• _Stored entries_:
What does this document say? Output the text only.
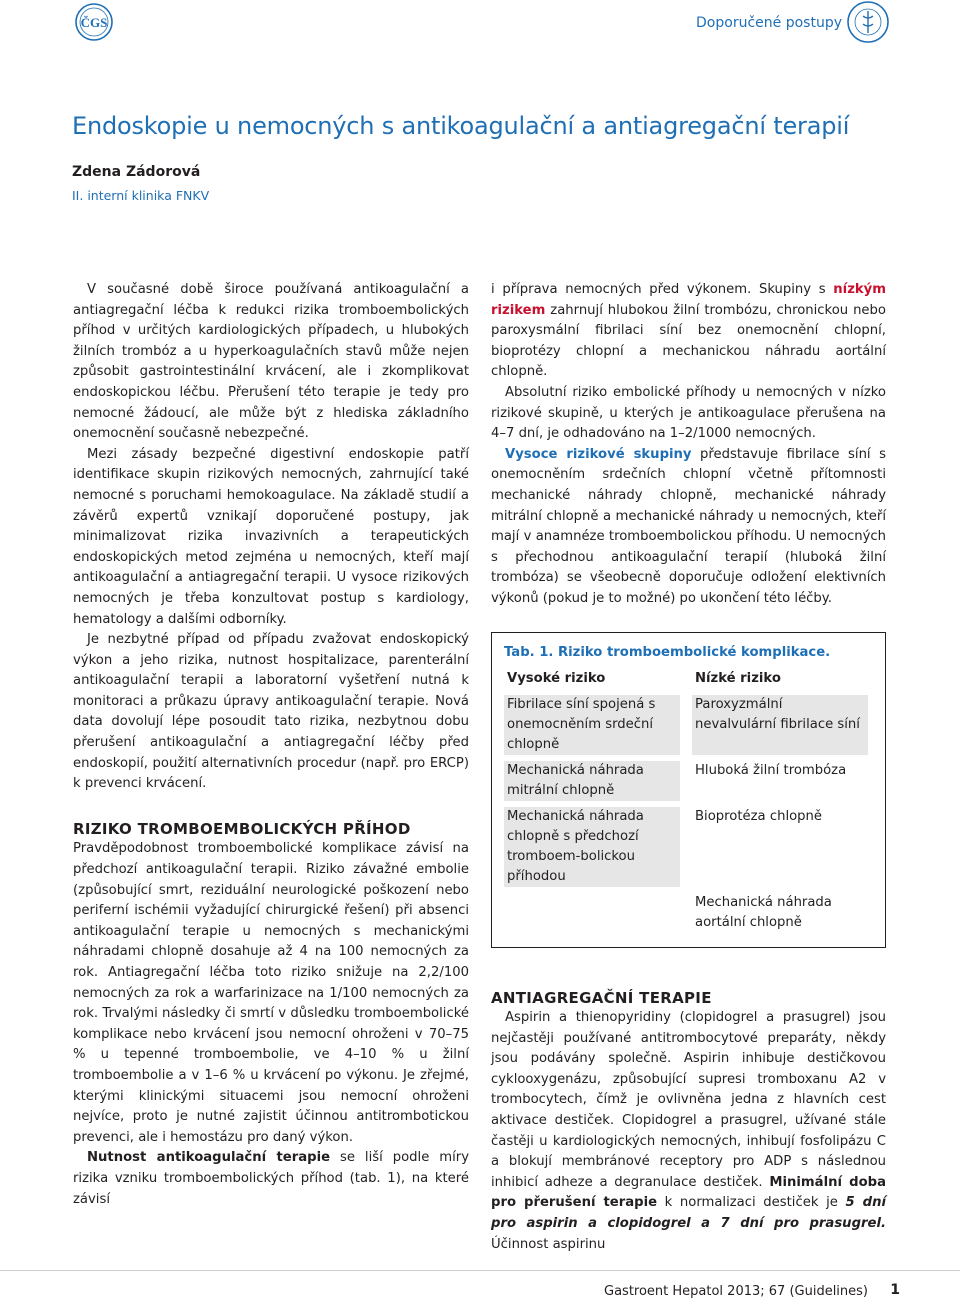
ČGS	Doporučené postupy
Endoskopie u nemocných s antikoagulační a antiagregační terapií
Zdena Zádorová
II. interní klinika FNKV

V současné době široce používaná antikoagulační a antiagregační léčba k redukci rizika tromboembolických příhod v určitých kardiologických případech, u hlubokých žilních trombóz a u hyperkoagulačních stavů může nejen způsobit gastrointestinální krvácení, ale i zkomplikovat endoskopickou léčbu. Přerušení této terapie je tedy pro nemocné žádoucí, ale může být z hlediska základního onemocnění současně nebezpečné.

Mezi zásady bezpečné digestivní endoskopie patří identifikace skupin rizikových nemocných, zahrnující také nemocné s poruchami hemokoagulace. Na základě studií a závěrů expertů vznikají doporučené postupy, jak minimalizovat rizika invazivních a terapeutických endoskopických metod zejména u nemocných, kteří mají antikoagulační a antiagregační terapii. U vysoce rizikových nemocných je třeba konzultovat postup s kardiology, hematology a dalšími odborníky.

Je nezbytné případ od případu zvažovat endoskopický výkon a jeho rizika, nutnost hospitalizace, parenterální antikoagulační terapii a laboratorní vyšetření nutná k monitoraci a průkazu úpravy antikoagulační terapie. Nová data dovolují lépe posoudit tato rizika, nezbytnou dobu přerušení antikoagulační a antiagregační léčby před endoskopií, použití alternativních procedur (např. pro ERCP) k prevenci krvácení.

RIZIKO TROMBOEMBOLICKÝCH PŘÍHOD

Pravděpodobnost tromboembolické komplikace závisí na předchozí antikoagulační terapii. Riziko závažné embolie (způsobující smrt, reziduální neurologické poškození nebo periferní ischémii vyžadující chirurgické řešení) při absenci antikoagulační terapie u nemocných s mechanickými náhradami chlopně dosahuje až 4 na 100 nemocných za rok. Antiagregační léčba toto riziko snižuje na 2,2/100 nemocných za rok a warfarinizace na 1/100 nemocných za rok. Trvalými následky či smrtí v důsledku tromboembolické komplikace nebo krvácení jsou nemocní ohroženi v 70–75 % u tepenné tromboembolie, ve 4–10 % u žilní tromboembolie a v 1–6 % u krvácení po výkonu. Je zřejmé, kterými klinickými situacemi jsou nemocní ohroženi nejvíce, proto je nutné zajistit účinnou antitrombotickou prevenci, ale i hemostázu pro daný výkon.

Nutnost antikoagulační terapie se liší podle míry rizika vzniku tromboembolických příhod (tab. 1), na které závisí

i příprava nemocných před výkonem. Skupiny s nízkým rizikem zahrnují hlubokou žilní trombózu, chronickou nebo paroxysmální fibrilaci síní bez onemocnění chlopní, bioprotézy chlopní a mechanickou náhradu aortální chlopně.

Absolutní riziko embolické příhody u nemocných v nízko rizikové skupině, u kterých je antikoagulace přerušena na 4–7 dní, je odhadováno na 1–2/1000 nemocných.

Vysoce rizikové skupiny představuje fibrilace síní s onemocněním srdečních chlopní včetně přítomnosti mechanické náhrady chlopně, mechanické náhrady mitrální chlopně a mechanické náhrady u nemocných, kteří mají v anamnéze tromboembolickou příhodu. U nemocných s přechodnou antikoagulační terapií (hluboká žilní trombóza) se všeobecně doporučuje odložení elektivních výkonů (pokud je to možné) po ukončení této léčby.

Tab. 1. Riziko tromboembolické komplikace.
Vysoké riziko	Nízké riziko
Fibrilace síní spojená s onemocněním srdeční chlopně
Paroxyzmální nevalvulární fibrilace síní
Mechanická náhrada mitrální chlopně
Hluboká žilní trombóza
Mechanická náhrada chlopně s předchozí tromboem-bolickou příhodou
Bioprotéza chlopně
Mechanická náhrada aortální chlopně
ANTIAGREGAČNÍ TERAPIE

Aspirin a thienopyridiny (clopidogrel a prasugrel) jsou nejčastěji používané antitrombocytové preparáty, někdy jsou podávány společně. Aspirin inhibuje destičkovou cyklooxygenázu, způsobující supresi tromboxanu A2 v trombocytech, čímž je ovlivněna jedna z hlavních cest aktivace destiček. Clopidogrel a prasugrel, užívané stále častěji u kardiologických nemocných, inhibují fosfolipázu C a blokují membránové receptory pro ADP s následnou inhibicí adheze a degranulace destiček. Minimální doba pro přerušení terapie k normalizaci destiček je 5 dní pro aspirin a clopidogrel a 7 dní pro prasugrel. Účinnost aspirinu

Gastroent Hepatol 2013; 67 (Guidelines) 1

• _What is needed_: Write out the material above again, word for word, minus its pictures.

• _Answer to the task_:
What does this document say? Output the text only.
ČGS	Doporučené postupy
Endoskopie u nemocných s antikoagulační a antiagregační terapií
Zdena Zádorová
II. interní klinika FNKV

V současné době široce používaná antikoagulační a antiagregační léčba k redukci rizika tromboembolických příhod v určitých kardiologických případech, u hlubokých žilních trombóz a u hyperkoagulačních stavů může nejen způsobit gastrointestinální krvácení, ale i zkomplikovat endoskopickou léčbu. Přerušení této terapie je tedy pro nemocné žádoucí, ale může být z hlediska základního onemocnění současně nebezpečné.

Mezi zásady bezpečné digestivní endoskopie patří identifikace skupin rizikových nemocných, zahrnující také nemocné s poruchami hemokoagulace. Na základě studií a závěrů expertů vznikají doporučené postupy, jak minimalizovat rizika invazivních a terapeutických endoskopických metod zejména u nemocných, kteří mají antikoagulační a antiagregační terapii. U vysoce rizikových nemocných je třeba konzultovat postup s kardiology, hematology a dalšími odborníky.

Je nezbytné případ od případu zvažovat endoskopický výkon a jeho rizika, nutnost hospitalizace, parenterální antikoagulační terapii a laboratorní vyšetření nutná k monitoraci a průkazu úpravy antikoagulační terapie. Nová data dovolují lépe posoudit tato rizika, nezbytnou dobu přerušení antikoagulační a antiagregační léčby před endoskopií, použití alternativních procedur (např. pro ERCP) k prevenci krvácení.

RIZIKO TROMBOEMBOLICKÝCH PŘÍHOD

Pravděpodobnost tromboembolické komplikace závisí na předchozí antikoagulační terapii. Riziko závažné embolie (způsobující smrt, reziduální neurologické poškození nebo periferní ischémii vyžadující chirurgické řešení) při absenci antikoagulační terapie u nemocných s mechanickými náhradami chlopně dosahuje až 4 na 100 nemocných za rok. Antiagregační léčba toto riziko snižuje na 2,2/100 nemocných za rok a warfarinizace na 1/100 nemocných za rok. Trvalými následky či smrtí v důsledku tromboembolické komplikace nebo krvácení jsou nemocní ohroženi v 70–75 % u tepenné tromboembolie, ve 4–10 % u žilní tromboembolie a v 1–6 % u krvácení po výkonu. Je zřejmé, kterými klinickými situacemi jsou nemocní ohroženi nejvíce, proto je nutné zajistit účinnou antitrombotickou prevenci, ale i hemostázu pro daný výkon.

Nutnost antikoagulační terapie se liší podle míry rizika vzniku tromboembolických příhod (tab. 1), na které závisí

i příprava nemocných před výkonem. Skupiny s nízkým rizikem zahrnují hlubokou žilní trombózu, chronickou nebo paroxysmální fibrilaci síní bez onemocnění chlopní, bioprotézy chlopní a mechanickou náhradu aortální chlopně.

Absolutní riziko embolické příhody u nemocných v nízko rizikové skupině, u kterých je antikoagulace přerušena na 4–7 dní, je odhadováno na 1–2/1000 nemocných.

Vysoce rizikové skupiny představuje fibrilace síní s onemocněním srdečních chlopní včetně přítomnosti mechanické náhrady chlopně, mechanické náhrady mitrální chlopně a mechanické náhrady u nemocných, kteří mají v anamnéze tromboembolickou příhodu. U nemocných s přechodnou antikoagulační terapií (hluboká žilní trombóza) se všeobecně doporučuje odložení elektivních výkonů (pokud je to možné) po ukončení této léčby.

Tab. 1. Riziko tromboembolické komplikace.
Vysoké riziko	Nízké riziko
Fibrilace síní spojená s onemocněním srdeční chlopně
Paroxyzmální nevalvulární fibrilace síní
Mechanická náhrada mitrální chlopně
Hluboká žilní trombóza
Mechanická náhrada chlopně s předchozí tromboem-bolickou příhodou
Bioprotéza chlopně
Mechanická náhrada aortální chlopně
ANTIAGREGAČNÍ TERAPIE

Aspirin a thienopyridiny (clopidogrel a prasugrel) jsou nejčastěji používané antitrombocytové preparáty, někdy jsou podávány společně. Aspirin inhibuje destičkovou cyklooxygenázu, způsobující supresi tromboxanu A2 v trombocytech, čímž je ovlivněna jedna z hlavních cest aktivace destiček. Clopidogrel a prasugrel, užívané stále častěji u kardiologických nemocných, inhibují fosfolipázu C a blokují membránové receptory pro ADP s následnou inhibicí adheze a degranulace destiček. Minimální doba pro přerušení terapie k normalizaci destiček je 5 dní pro aspirin a clopidogrel a 7 dní pro prasugrel. Účinnost aspirinu

Gastroent Hepatol 2013; 67 (Guidelines) 1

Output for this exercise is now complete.